Written instruction
Each line that contains the string "mortality" counts once; report how many such lines appear in the data, as a number only.

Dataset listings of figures
──────────────────────────────

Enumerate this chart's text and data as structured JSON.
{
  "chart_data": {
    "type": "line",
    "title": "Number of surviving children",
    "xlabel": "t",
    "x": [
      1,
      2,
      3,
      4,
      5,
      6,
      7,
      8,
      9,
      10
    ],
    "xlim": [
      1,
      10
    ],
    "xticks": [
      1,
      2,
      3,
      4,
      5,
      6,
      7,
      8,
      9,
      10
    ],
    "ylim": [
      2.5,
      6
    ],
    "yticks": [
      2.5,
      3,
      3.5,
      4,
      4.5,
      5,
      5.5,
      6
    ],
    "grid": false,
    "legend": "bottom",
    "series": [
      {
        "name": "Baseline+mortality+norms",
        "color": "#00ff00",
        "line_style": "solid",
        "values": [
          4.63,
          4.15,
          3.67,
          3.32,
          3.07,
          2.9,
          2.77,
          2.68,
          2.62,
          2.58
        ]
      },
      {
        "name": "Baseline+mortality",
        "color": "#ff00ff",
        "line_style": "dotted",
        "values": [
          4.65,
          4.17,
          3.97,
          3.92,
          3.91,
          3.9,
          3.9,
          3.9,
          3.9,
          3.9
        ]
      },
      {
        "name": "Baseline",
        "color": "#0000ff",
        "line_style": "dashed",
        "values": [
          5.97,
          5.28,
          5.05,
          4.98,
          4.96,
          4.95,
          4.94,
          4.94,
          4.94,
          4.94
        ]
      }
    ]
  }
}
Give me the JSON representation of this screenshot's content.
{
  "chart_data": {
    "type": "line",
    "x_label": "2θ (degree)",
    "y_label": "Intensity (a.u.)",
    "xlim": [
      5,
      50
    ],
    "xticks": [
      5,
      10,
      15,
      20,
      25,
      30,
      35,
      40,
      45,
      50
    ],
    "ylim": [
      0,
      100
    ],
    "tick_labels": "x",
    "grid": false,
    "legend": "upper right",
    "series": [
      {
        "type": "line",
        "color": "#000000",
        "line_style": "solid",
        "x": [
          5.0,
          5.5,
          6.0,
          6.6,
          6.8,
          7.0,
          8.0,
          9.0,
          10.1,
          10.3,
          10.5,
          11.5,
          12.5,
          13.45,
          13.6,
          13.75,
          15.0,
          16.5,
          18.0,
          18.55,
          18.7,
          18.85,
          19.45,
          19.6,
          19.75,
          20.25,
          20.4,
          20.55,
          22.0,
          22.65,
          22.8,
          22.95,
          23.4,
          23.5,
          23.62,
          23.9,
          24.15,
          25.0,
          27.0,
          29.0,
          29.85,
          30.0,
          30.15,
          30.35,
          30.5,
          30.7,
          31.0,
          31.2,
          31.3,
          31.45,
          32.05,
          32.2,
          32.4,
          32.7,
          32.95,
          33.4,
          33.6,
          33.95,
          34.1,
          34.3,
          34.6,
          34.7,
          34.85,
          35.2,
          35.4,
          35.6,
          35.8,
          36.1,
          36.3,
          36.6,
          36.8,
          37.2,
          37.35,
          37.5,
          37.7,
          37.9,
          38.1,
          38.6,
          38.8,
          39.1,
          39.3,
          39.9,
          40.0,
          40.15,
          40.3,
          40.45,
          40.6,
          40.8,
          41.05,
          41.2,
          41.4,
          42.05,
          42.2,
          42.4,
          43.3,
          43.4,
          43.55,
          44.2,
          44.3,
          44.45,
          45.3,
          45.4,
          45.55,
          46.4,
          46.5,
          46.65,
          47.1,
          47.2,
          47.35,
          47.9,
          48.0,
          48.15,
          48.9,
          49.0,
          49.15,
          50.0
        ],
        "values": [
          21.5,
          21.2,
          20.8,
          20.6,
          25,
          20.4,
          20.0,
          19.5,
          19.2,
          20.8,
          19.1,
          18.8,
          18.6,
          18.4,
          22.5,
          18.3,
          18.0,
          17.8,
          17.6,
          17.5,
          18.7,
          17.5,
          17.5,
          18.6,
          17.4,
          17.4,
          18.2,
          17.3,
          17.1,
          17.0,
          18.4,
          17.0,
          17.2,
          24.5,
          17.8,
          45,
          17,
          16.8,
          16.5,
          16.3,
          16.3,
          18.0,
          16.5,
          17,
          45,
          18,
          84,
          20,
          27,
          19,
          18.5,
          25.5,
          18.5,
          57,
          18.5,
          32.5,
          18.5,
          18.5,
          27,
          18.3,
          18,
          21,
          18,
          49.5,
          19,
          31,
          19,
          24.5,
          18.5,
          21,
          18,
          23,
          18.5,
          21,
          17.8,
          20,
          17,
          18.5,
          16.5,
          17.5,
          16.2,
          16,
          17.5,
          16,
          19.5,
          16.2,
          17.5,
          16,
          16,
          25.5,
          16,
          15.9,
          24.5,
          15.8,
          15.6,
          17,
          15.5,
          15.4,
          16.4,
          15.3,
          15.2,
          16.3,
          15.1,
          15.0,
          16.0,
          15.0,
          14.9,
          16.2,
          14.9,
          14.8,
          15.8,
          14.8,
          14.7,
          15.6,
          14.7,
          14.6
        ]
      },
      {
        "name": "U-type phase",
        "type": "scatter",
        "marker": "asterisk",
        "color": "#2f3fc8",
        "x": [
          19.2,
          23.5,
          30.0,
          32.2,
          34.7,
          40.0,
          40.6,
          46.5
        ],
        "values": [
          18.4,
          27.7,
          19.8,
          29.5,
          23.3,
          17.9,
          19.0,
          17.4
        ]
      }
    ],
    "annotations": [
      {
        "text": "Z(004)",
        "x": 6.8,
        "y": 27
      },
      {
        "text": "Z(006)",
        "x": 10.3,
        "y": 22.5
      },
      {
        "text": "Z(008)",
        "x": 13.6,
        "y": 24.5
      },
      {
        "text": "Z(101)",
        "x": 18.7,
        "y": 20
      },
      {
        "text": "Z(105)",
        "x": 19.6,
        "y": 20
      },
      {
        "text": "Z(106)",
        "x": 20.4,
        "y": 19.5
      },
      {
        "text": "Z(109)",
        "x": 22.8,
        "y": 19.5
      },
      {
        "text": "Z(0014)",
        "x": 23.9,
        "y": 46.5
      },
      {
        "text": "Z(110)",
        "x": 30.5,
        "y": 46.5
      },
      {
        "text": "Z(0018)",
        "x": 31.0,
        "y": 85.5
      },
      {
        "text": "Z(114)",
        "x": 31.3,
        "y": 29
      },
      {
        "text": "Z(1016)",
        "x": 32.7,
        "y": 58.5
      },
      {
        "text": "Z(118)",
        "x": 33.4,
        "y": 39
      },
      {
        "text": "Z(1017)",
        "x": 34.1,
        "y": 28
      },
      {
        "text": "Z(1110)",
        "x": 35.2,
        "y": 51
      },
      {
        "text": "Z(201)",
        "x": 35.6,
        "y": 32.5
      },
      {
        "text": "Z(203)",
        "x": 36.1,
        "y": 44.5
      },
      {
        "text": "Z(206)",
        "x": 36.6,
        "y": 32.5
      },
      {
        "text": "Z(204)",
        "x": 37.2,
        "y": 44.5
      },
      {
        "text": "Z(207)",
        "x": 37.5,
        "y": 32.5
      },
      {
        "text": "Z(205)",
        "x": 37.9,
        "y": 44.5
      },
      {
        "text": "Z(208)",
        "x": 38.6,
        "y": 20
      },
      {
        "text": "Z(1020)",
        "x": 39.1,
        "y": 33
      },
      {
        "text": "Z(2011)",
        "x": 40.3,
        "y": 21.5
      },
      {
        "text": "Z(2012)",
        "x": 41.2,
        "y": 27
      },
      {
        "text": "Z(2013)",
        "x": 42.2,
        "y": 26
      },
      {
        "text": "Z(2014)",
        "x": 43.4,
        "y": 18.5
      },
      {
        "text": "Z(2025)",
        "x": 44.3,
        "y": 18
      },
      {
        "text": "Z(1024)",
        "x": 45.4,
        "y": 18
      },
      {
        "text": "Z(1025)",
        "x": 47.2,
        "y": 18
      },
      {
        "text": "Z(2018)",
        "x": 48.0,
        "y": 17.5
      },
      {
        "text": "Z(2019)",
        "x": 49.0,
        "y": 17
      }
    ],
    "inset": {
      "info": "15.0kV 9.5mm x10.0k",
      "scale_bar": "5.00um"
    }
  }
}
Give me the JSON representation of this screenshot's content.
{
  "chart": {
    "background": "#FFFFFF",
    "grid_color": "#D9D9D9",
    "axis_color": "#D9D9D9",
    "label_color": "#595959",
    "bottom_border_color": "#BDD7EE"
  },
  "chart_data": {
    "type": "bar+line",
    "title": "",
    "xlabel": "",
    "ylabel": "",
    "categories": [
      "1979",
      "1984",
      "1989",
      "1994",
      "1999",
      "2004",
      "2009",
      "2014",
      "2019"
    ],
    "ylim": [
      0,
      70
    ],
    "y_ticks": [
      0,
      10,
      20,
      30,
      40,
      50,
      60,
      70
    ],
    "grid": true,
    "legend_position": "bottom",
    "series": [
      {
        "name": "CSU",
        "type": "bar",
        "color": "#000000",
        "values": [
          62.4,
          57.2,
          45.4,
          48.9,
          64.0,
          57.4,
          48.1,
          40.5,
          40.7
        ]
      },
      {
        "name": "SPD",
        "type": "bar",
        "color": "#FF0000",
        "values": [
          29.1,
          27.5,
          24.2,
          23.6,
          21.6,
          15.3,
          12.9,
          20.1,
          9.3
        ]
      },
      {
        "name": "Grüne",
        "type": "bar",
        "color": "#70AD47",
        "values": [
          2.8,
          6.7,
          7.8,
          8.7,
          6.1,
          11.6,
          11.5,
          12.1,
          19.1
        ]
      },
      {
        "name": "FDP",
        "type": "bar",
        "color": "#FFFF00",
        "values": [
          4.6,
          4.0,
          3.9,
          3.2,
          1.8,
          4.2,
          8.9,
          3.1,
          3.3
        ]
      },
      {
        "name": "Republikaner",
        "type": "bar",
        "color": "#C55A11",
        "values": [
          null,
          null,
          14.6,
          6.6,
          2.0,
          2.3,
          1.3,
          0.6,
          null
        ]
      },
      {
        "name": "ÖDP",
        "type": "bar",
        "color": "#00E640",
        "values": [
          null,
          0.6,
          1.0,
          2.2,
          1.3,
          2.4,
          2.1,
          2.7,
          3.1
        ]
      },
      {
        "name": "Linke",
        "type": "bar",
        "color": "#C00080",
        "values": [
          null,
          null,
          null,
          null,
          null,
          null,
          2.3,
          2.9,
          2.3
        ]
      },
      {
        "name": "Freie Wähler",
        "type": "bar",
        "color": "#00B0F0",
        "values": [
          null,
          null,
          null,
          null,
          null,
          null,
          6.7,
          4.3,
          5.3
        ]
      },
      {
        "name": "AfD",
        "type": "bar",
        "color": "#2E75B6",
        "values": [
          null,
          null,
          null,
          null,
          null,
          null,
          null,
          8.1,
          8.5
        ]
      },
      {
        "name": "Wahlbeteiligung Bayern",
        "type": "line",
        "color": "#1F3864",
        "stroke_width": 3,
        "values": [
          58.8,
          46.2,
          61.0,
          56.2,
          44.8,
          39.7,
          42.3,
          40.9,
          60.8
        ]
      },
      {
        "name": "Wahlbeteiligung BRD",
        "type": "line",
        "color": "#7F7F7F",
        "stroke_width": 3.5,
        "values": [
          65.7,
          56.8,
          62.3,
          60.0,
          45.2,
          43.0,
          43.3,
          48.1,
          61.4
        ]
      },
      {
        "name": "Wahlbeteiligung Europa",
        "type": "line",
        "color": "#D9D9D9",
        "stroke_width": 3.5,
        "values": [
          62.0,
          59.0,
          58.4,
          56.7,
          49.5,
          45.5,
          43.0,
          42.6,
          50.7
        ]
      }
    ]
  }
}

──────────────────────────────

Output for this exercise
2